┌────────

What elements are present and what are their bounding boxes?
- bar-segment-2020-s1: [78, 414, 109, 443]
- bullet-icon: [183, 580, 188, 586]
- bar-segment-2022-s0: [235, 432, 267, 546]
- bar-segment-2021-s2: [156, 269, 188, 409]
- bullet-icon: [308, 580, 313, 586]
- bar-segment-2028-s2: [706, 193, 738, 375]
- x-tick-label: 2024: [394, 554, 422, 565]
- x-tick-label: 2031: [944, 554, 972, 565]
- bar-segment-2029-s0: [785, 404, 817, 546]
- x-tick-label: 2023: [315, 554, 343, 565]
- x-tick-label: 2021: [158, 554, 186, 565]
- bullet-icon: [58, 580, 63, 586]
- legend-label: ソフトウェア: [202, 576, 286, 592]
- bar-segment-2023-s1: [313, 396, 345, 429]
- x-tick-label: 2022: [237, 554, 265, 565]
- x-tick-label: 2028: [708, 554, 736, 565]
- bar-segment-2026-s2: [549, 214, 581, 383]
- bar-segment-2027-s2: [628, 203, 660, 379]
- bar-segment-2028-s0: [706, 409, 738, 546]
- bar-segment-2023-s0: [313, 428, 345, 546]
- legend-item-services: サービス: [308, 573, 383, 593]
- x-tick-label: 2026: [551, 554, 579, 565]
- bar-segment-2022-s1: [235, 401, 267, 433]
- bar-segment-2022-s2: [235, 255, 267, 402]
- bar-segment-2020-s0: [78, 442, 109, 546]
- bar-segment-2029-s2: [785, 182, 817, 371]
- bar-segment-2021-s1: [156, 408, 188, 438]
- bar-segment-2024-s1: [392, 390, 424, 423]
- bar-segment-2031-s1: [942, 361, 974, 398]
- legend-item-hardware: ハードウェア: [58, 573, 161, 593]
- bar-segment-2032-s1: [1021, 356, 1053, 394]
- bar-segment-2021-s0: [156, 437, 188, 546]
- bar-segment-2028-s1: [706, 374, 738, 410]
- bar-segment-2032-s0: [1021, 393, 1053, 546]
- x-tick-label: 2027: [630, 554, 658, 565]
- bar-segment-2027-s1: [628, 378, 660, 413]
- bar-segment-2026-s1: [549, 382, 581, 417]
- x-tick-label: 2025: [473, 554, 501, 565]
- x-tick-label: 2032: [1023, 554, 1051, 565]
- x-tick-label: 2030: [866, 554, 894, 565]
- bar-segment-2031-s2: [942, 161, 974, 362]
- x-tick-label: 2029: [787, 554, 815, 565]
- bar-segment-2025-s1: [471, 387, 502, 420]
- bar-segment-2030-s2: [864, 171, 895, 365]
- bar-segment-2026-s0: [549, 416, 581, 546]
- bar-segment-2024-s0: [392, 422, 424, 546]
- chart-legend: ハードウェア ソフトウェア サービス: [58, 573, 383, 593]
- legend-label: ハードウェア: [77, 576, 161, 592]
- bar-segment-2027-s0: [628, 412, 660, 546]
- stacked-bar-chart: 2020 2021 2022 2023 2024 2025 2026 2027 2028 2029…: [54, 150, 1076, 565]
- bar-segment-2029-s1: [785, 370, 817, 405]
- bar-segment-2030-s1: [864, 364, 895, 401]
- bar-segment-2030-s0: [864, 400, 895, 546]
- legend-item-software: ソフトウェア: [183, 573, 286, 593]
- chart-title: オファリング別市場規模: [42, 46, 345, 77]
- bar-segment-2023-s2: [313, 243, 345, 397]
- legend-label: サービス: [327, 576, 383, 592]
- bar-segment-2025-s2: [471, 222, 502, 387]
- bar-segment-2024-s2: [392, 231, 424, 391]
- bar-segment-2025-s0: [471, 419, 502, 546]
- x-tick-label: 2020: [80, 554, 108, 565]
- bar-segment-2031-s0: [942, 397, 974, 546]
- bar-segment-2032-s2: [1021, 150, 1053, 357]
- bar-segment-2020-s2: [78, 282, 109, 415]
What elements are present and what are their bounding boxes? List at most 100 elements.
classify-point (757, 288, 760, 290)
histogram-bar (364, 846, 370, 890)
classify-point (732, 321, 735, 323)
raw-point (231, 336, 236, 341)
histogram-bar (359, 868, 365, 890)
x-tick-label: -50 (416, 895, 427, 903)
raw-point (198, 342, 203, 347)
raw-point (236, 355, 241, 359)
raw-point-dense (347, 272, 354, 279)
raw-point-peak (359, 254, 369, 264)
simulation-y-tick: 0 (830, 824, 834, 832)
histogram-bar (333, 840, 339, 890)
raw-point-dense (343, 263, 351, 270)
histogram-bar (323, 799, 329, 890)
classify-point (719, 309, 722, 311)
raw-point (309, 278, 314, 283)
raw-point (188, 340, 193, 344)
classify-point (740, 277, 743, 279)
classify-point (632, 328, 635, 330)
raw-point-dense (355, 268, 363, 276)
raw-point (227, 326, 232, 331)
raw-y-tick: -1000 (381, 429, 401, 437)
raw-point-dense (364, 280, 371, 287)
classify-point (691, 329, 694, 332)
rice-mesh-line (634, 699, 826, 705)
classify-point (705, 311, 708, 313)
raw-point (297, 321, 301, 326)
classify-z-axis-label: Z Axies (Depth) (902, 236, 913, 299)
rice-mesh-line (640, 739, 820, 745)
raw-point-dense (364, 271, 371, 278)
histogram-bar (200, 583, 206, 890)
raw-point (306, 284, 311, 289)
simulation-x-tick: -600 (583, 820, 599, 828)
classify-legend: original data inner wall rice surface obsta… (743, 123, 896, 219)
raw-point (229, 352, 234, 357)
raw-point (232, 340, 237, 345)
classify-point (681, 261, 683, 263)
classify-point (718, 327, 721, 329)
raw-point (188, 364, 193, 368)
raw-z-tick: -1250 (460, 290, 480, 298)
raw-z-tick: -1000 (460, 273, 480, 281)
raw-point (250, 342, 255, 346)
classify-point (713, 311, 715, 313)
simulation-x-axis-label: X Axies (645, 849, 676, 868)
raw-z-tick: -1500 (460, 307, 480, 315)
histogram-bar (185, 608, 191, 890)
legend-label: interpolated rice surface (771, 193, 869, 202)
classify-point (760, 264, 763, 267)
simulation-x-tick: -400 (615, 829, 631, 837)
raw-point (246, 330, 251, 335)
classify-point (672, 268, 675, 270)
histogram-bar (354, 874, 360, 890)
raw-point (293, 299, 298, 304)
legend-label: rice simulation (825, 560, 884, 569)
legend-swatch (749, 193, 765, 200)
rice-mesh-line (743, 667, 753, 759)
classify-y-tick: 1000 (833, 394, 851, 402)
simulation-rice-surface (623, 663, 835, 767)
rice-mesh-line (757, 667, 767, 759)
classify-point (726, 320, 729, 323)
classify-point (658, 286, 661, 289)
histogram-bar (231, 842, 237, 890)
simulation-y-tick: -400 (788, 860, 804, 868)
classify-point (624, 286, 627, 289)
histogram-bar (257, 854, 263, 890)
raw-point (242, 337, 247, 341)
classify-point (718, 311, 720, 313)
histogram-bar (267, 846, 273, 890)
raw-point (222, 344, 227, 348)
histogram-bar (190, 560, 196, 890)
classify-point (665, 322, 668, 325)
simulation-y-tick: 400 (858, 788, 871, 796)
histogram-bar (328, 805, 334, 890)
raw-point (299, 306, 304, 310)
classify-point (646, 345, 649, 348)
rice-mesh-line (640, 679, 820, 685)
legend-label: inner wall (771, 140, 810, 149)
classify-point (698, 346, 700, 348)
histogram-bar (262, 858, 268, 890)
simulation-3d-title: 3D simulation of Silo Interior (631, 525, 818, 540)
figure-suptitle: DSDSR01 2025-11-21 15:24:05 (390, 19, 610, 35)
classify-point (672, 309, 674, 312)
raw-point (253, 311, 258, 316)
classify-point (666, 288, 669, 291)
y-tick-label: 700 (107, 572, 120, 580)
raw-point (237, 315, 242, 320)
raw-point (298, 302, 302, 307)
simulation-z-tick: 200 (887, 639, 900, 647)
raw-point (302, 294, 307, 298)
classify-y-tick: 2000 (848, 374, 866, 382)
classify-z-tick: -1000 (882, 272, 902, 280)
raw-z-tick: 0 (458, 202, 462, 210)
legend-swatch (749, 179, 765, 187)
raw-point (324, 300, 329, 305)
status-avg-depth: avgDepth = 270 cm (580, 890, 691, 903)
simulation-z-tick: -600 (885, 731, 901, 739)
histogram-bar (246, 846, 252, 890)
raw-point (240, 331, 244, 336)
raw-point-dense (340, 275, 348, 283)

└────────

(EXERCISE TASK): Rewrite the stretch from the first line of the items through the line containing "- x-tick-label: 2022: [237, 554, 265, 565]" as a JSON list of strings, one string per line, skipping any blank lines.

(FINISHED TASK):
[
  "What elements are present and what are their bounding boxes?",
  "- bar-segment-2020-s1: [78, 414, 109, 443]",
  "- bullet-icon: [183, 580, 188, 586]",
  "- bar-segment-2022-s0: [235, 432, 267, 546]",
  "- bar-segment-2021-s2: [156, 269, 188, 409]",
  "- bullet-icon: [308, 580, 313, 586]",
  "- bar-segment-2028-s2: [706, 193, 738, 375]",
  "- x-tick-label: 2024: [394, 554, 422, 565]",
  "- x-tick-label: 2031: [944, 554, 972, 565]",
  "- bar-segment-2029-s0: [785, 404, 817, 546]",
  "- x-tick-label: 2023: [315, 554, 343, 565]",
  "- x-tick-label: 2021: [158, 554, 186, 565]",
  "- bullet-icon: [58, 580, 63, 586]",
  "- legend-label: ソフトウェア: [202, 576, 286, 592]",
  "- bar-segment-2023-s1: [313, 396, 345, 429]",
  "- x-tick-label: 2022: [237, 554, 265, 565]"
]